**EXERCISE REQUIREMENTS:**
Give back the whole listing exactly as shown.

**STORED ROWS:**
= = = = =

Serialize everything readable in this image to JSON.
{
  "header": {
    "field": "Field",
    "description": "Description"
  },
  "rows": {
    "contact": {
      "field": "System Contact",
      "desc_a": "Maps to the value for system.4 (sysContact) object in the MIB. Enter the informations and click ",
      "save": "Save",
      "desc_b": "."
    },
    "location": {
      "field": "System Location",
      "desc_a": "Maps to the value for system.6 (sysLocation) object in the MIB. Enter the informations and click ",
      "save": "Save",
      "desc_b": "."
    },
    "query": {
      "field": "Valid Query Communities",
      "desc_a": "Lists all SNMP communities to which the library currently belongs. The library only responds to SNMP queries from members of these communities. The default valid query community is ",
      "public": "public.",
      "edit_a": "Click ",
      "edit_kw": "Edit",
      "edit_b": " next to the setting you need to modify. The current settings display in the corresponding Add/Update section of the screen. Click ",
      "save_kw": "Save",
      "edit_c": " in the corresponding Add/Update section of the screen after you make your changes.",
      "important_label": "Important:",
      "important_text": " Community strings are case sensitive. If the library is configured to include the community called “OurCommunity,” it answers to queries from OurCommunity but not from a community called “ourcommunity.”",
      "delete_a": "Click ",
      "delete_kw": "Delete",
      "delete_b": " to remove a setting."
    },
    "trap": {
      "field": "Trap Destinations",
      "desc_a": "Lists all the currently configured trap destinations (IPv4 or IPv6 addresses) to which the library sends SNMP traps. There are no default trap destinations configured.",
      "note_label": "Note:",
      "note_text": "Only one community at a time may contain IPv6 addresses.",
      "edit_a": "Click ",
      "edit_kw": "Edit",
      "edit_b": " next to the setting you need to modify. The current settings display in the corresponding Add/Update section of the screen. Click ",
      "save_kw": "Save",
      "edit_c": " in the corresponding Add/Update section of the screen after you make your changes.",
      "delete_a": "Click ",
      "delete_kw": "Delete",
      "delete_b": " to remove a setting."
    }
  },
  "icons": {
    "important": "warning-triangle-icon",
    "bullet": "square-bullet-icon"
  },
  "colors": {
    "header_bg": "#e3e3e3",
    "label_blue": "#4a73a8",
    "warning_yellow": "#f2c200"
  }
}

= = = = =

**COMPLETE RESPONSE:**
Serialize everything readable in this image to JSON.
{
  "header": {
    "field": "Field",
    "description": "Description"
  },
  "rows": {
    "contact": {
      "field": "System Contact",
      "desc_a": "Maps to the value for system.4 (sysContact) object in the MIB. Enter the informations and click ",
      "save": "Save",
      "desc_b": "."
    },
    "location": {
      "field": "System Location",
      "desc_a": "Maps to the value for system.6 (sysLocation) object in the MIB. Enter the informations and click ",
      "save": "Save",
      "desc_b": "."
    },
    "query": {
      "field": "Valid Query Communities",
      "desc_a": "Lists all SNMP communities to which the library currently belongs. The library only responds to SNMP queries from members of these communities. The default valid query community is ",
      "public": "public.",
      "edit_a": "Click ",
      "edit_kw": "Edit",
      "edit_b": " next to the setting you need to modify. The current settings display in the corresponding Add/Update section of the screen. Click ",
      "save_kw": "Save",
      "edit_c": " in the corresponding Add/Update section of the screen after you make your changes.",
      "important_label": "Important:",
      "important_text": " Community strings are case sensitive. If the library is configured to include the community called “OurCommunity,” it answers to queries from OurCommunity but not from a community called “ourcommunity.”",
      "delete_a": "Click ",
      "delete_kw": "Delete",
      "delete_b": " to remove a setting."
    },
    "trap": {
      "field": "Trap Destinations",
      "desc_a": "Lists all the currently configured trap destinations (IPv4 or IPv6 addresses) to which the library sends SNMP traps. There are no default trap destinations configured.",
      "note_label": "Note:",
      "note_text": "Only one community at a time may contain IPv6 addresses.",
      "edit_a": "Click ",
      "edit_kw": "Edit",
      "edit_b": " next to the setting you need to modify. The current settings display in the corresponding Add/Update section of the screen. Click ",
      "save_kw": "Save",
      "edit_c": " in the corresponding Add/Update section of the screen after you make your changes.",
      "delete_a": "Click ",
      "delete_kw": "Delete",
      "delete_b": " to remove a setting."
    }
  },
  "icons": {
    "important": "warning-triangle-icon",
    "bullet": "square-bullet-icon"
  },
  "colors": {
    "header_bg": "#e3e3e3",
    "label_blue": "#4a73a8",
    "warning_yellow": "#f2c200"
  }
}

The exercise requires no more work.